■ **THE PROBLEM**
Which lines of the entries below include "Degradation"? List them all.

■ **DATA TO EXAMINE**
'''

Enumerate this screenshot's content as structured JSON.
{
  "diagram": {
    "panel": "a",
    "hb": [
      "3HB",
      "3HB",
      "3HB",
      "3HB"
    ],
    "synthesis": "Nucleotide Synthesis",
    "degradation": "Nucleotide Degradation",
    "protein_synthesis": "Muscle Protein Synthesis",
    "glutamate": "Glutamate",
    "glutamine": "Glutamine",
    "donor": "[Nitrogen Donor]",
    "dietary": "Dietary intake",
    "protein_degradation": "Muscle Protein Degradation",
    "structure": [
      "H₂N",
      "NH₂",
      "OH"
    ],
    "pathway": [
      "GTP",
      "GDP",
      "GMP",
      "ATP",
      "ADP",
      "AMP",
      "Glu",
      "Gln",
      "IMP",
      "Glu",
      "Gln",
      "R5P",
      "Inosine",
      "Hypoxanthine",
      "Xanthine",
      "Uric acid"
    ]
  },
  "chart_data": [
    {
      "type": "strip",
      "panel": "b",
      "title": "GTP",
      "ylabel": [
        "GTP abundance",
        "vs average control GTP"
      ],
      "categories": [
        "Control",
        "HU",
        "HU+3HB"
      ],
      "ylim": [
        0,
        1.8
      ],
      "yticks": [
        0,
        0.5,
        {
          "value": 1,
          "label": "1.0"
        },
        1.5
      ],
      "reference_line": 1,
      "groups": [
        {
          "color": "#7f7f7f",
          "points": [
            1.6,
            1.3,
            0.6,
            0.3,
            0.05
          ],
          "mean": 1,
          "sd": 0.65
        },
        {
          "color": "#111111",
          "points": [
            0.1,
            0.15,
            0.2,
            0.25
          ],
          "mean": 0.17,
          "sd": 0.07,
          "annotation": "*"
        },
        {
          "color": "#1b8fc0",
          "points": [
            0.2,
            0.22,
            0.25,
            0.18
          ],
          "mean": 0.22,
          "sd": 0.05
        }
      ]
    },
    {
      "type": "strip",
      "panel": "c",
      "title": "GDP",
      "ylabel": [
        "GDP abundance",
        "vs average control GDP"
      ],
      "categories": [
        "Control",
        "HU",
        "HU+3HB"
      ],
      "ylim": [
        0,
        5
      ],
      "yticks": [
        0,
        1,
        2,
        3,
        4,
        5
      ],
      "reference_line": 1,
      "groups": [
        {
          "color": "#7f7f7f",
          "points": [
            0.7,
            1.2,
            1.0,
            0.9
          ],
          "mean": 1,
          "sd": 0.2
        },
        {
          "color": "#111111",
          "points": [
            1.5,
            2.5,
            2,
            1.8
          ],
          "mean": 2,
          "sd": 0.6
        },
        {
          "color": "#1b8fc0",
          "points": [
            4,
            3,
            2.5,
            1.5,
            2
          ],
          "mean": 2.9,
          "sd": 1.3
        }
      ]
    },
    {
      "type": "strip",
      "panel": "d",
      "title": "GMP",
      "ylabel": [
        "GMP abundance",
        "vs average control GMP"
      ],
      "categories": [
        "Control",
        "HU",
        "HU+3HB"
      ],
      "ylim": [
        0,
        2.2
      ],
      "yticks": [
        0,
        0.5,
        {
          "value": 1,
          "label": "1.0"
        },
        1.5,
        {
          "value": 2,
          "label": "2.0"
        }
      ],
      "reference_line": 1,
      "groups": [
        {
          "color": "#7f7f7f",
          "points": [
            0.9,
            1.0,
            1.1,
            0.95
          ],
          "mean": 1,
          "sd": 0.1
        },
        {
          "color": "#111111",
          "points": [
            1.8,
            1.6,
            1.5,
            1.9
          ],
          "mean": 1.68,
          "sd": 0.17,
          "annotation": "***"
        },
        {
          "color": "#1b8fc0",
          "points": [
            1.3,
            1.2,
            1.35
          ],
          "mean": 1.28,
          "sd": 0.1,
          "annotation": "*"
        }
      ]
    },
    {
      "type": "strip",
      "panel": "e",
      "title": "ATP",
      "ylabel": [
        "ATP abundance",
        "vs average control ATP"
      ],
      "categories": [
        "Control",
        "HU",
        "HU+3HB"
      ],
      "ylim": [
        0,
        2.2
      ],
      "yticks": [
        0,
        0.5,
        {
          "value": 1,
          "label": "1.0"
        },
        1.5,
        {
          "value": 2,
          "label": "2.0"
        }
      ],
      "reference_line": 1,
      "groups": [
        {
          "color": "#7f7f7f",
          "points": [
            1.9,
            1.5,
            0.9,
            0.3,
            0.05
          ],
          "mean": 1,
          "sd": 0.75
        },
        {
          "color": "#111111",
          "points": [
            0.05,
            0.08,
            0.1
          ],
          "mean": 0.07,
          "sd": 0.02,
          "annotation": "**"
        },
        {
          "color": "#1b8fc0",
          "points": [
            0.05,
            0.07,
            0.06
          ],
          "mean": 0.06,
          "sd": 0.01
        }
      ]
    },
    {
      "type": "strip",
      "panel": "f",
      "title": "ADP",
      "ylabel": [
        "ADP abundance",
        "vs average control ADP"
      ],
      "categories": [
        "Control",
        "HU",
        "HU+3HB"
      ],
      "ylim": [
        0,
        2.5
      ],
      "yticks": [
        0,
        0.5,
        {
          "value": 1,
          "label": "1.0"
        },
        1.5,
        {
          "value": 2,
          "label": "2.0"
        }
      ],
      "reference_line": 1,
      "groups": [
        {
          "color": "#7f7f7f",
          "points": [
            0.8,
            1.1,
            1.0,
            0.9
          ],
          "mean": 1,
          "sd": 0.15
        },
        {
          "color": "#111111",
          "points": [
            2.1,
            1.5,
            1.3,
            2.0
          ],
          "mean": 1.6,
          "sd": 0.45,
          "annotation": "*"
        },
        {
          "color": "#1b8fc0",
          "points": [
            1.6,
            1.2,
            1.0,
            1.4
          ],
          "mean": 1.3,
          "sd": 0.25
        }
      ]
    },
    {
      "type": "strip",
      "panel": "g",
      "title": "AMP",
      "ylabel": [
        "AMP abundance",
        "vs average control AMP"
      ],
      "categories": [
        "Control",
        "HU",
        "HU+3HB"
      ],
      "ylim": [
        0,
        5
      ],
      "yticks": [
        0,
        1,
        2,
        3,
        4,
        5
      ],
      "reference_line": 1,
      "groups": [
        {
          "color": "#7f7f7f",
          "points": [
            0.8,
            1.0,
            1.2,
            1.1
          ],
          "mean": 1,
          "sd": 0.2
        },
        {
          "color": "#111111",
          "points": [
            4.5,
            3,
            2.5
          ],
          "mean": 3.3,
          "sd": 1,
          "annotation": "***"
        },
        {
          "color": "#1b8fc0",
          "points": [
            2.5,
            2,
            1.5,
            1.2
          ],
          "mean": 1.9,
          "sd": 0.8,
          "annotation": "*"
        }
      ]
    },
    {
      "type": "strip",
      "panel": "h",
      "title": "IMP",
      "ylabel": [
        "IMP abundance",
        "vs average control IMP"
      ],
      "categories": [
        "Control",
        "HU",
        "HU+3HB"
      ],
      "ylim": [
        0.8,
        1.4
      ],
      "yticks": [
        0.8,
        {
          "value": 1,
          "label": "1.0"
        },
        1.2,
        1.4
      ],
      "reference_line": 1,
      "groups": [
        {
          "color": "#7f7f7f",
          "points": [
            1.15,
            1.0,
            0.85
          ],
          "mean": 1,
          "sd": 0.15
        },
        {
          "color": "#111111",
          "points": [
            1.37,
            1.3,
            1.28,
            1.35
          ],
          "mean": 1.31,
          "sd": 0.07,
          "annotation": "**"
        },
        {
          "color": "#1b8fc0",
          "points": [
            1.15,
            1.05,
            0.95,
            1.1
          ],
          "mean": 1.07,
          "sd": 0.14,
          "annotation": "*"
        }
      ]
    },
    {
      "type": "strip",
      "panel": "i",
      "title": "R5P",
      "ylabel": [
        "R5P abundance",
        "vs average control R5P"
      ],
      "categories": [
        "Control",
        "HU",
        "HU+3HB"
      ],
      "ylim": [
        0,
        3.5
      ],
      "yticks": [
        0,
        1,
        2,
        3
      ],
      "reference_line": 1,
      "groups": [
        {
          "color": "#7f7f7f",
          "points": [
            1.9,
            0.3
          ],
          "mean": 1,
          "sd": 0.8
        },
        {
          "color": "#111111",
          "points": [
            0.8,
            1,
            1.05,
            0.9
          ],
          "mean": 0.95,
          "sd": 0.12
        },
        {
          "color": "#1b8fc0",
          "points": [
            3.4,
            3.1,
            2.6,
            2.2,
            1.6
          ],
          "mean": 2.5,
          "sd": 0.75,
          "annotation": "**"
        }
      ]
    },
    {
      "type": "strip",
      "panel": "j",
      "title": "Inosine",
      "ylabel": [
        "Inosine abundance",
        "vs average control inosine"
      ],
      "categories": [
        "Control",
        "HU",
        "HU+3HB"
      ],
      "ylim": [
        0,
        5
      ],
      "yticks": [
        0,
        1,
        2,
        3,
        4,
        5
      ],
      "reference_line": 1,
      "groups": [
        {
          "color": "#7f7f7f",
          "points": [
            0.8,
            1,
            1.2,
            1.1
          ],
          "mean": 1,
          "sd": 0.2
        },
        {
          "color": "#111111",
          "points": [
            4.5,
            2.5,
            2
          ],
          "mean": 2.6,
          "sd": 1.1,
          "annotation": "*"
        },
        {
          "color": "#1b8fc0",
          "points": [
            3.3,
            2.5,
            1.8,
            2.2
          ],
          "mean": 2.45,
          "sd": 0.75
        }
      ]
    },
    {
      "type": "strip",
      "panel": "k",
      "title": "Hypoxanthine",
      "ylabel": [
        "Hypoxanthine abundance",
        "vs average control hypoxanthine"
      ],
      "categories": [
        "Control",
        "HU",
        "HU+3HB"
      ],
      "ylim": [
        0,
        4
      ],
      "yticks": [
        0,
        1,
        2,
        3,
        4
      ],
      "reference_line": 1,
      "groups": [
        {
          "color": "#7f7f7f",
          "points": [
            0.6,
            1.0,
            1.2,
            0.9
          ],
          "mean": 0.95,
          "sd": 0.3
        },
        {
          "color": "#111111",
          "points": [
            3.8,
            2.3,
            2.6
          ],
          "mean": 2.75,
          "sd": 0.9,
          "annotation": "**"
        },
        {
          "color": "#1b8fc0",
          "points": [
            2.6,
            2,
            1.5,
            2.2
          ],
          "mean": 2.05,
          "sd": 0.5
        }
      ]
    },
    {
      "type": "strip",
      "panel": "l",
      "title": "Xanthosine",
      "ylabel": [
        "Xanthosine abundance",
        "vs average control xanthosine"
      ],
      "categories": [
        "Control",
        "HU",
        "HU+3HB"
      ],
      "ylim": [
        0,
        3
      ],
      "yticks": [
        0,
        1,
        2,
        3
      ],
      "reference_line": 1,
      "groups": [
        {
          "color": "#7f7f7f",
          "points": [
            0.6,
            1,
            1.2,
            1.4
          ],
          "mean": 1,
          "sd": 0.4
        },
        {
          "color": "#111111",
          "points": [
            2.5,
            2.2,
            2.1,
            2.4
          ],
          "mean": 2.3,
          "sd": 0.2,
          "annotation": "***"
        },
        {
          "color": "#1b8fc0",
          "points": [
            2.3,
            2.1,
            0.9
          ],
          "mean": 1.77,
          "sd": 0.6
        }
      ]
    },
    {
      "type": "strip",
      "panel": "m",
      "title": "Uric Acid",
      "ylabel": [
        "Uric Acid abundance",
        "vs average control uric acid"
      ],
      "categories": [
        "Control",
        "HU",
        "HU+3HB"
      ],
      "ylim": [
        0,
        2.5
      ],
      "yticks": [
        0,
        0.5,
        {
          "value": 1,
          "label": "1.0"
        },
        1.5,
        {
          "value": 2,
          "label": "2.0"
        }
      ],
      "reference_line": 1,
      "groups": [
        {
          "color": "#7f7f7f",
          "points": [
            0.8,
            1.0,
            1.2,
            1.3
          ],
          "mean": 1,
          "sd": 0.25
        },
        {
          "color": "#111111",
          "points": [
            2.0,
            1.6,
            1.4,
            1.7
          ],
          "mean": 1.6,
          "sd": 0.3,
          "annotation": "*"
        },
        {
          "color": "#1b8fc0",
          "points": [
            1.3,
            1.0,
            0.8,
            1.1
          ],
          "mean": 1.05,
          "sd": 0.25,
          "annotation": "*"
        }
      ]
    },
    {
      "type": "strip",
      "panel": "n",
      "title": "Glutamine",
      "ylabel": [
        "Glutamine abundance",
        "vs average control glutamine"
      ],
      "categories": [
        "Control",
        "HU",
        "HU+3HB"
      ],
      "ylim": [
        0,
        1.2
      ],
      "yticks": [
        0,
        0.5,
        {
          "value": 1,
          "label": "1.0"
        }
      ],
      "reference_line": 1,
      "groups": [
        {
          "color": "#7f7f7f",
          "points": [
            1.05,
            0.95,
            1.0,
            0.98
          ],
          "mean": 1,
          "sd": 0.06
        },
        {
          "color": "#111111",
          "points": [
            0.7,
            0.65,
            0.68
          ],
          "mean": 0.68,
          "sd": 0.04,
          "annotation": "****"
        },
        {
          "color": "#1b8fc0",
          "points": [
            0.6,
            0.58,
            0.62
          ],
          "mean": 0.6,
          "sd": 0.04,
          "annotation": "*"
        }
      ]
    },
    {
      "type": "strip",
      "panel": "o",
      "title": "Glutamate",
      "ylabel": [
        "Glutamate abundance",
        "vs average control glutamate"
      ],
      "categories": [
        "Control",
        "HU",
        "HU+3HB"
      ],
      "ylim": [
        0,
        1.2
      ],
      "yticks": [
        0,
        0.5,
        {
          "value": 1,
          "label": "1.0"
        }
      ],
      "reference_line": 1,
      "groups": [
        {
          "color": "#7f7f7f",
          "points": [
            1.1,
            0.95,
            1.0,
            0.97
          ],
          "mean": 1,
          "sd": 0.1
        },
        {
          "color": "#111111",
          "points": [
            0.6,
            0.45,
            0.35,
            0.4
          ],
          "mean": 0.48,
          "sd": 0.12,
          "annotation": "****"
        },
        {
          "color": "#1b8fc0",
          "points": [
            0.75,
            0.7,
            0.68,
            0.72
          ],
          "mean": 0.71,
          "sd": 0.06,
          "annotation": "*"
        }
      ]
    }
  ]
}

'''

■ **TASK RESULT**
    "degradation": "Nucleotide Degradation",
    "protein_degradation": "Muscle Protein Degradation",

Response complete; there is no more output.